=== INPUT ROWS ===
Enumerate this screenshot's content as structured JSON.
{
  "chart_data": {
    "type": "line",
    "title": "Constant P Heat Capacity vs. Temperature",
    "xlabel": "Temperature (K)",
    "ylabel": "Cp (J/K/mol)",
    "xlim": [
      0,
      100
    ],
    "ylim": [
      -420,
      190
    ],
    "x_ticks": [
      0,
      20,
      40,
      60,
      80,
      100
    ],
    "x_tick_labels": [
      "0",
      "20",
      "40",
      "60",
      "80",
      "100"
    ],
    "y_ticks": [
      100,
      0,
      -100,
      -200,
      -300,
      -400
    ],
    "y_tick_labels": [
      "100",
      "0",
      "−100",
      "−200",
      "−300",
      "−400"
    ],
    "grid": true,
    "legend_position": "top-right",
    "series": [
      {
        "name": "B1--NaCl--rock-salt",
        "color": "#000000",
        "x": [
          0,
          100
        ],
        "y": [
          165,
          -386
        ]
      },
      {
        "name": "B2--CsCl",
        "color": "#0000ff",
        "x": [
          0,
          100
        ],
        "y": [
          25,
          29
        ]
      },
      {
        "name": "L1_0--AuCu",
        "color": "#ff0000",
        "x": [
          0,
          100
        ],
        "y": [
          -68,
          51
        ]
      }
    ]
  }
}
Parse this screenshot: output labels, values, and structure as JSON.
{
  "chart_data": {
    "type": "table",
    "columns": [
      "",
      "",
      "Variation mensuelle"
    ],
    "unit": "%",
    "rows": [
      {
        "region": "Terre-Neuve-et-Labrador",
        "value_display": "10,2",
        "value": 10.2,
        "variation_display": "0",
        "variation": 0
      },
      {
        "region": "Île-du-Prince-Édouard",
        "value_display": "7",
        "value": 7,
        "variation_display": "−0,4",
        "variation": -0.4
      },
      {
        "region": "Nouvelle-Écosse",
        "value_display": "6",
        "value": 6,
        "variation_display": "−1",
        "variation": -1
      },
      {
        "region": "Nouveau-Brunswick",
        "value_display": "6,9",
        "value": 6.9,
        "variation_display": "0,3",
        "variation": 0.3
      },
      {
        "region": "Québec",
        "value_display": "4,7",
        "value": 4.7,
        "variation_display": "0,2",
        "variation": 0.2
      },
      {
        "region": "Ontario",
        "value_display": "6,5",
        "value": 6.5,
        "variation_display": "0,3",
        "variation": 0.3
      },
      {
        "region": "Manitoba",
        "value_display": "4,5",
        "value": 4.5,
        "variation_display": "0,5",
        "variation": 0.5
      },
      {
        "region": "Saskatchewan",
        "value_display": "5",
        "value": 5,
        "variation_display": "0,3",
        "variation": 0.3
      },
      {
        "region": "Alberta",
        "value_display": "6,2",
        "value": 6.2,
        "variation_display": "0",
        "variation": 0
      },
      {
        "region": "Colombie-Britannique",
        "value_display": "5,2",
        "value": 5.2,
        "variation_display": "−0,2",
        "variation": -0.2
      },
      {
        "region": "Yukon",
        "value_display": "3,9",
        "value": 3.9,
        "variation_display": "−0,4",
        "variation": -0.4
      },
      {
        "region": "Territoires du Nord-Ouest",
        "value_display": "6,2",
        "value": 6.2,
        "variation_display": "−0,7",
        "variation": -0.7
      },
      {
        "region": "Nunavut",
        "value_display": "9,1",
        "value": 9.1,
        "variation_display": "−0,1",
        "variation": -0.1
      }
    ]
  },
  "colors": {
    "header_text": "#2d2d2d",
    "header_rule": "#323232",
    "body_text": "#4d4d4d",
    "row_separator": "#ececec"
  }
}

=== STATED EXERCISE ===
Reproduce each line verbatim.

=== WRITTEN ANSWER ===
Enumerate this screenshot's content as structured JSON.
{
  "chart_data": {
    "type": "line",
    "title": "Constant P Heat Capacity vs. Temperature",
    "xlabel": "Temperature (K)",
    "ylabel": "Cp (J/K/mol)",
    "xlim": [
      0,
      100
    ],
    "ylim": [
      -420,
      190
    ],
    "x_ticks": [
      0,
      20,
      40,
      60,
      80,
      100
    ],
    "x_tick_labels": [
      "0",
      "20",
      "40",
      "60",
      "80",
      "100"
    ],
    "y_ticks": [
      100,
      0,
      -100,
      -200,
      -300,
      -400
    ],
    "y_tick_labels": [
      "100",
      "0",
      "−100",
      "−200",
      "−300",
      "−400"
    ],
    "grid": true,
    "legend_position": "top-right",
    "series": [
      {
        "name": "B1--NaCl--rock-salt",
        "color": "#000000",
        "x": [
          0,
          100
        ],
        "y": [
          165,
          -386
        ]
      },
      {
        "name": "B2--CsCl",
        "color": "#0000ff",
        "x": [
          0,
          100
        ],
        "y": [
          25,
          29
        ]
      },
      {
        "name": "L1_0--AuCu",
        "color": "#ff0000",
        "x": [
          0,
          100
        ],
        "y": [
          -68,
          51
        ]
      }
    ]
  }
}
Parse this screenshot: output labels, values, and structure as JSON.
{
  "chart_data": {
    "type": "table",
    "columns": [
      "",
      "",
      "Variation mensuelle"
    ],
    "unit": "%",
    "rows": [
      {
        "region": "Terre-Neuve-et-Labrador",
        "value_display": "10,2",
        "value": 10.2,
        "variation_display": "0",
        "variation": 0
      },
      {
        "region": "Île-du-Prince-Édouard",
        "value_display": "7",
        "value": 7,
        "variation_display": "−0,4",
        "variation": -0.4
      },
      {
        "region": "Nouvelle-Écosse",
        "value_display": "6",
        "value": 6,
        "variation_display": "−1",
        "variation": -1
      },
      {
        "region": "Nouveau-Brunswick",
        "value_display": "6,9",
        "value": 6.9,
        "variation_display": "0,3",
        "variation": 0.3
      },
      {
        "region": "Québec",
        "value_display": "4,7",
        "value": 4.7,
        "variation_display": "0,2",
        "variation": 0.2
      },
      {
        "region": "Ontario",
        "value_display": "6,5",
        "value": 6.5,
        "variation_display": "0,3",
        "variation": 0.3
      },
      {
        "region": "Manitoba",
        "value_display": "4,5",
        "value": 4.5,
        "variation_display": "0,5",
        "variation": 0.5
      },
      {
        "region": "Saskatchewan",
        "value_display": "5",
        "value": 5,
        "variation_display": "0,3",
        "variation": 0.3
      },
      {
        "region": "Alberta",
        "value_display": "6,2",
        "value": 6.2,
        "variation_display": "0",
        "variation": 0
      },
      {
        "region": "Colombie-Britannique",
        "value_display": "5,2",
        "value": 5.2,
        "variation_display": "−0,2",
        "variation": -0.2
      },
      {
        "region": "Yukon",
        "value_display": "3,9",
        "value": 3.9,
        "variation_display": "−0,4",
        "variation": -0.4
      },
      {
        "region": "Territoires du Nord-Ouest",
        "value_display": "6,2",
        "value": 6.2,
        "variation_display": "−0,7",
        "variation": -0.7
      },
      {
        "region": "Nunavut",
        "value_display": "9,1",
        "value": 9.1,
        "variation_display": "−0,1",
        "variation": -0.1
      }
    ]
  },
  "colors": {
    "header_text": "#2d2d2d",
    "header_rule": "#323232",
    "body_text": "#4d4d4d",
    "row_separator": "#ececec"
  }
}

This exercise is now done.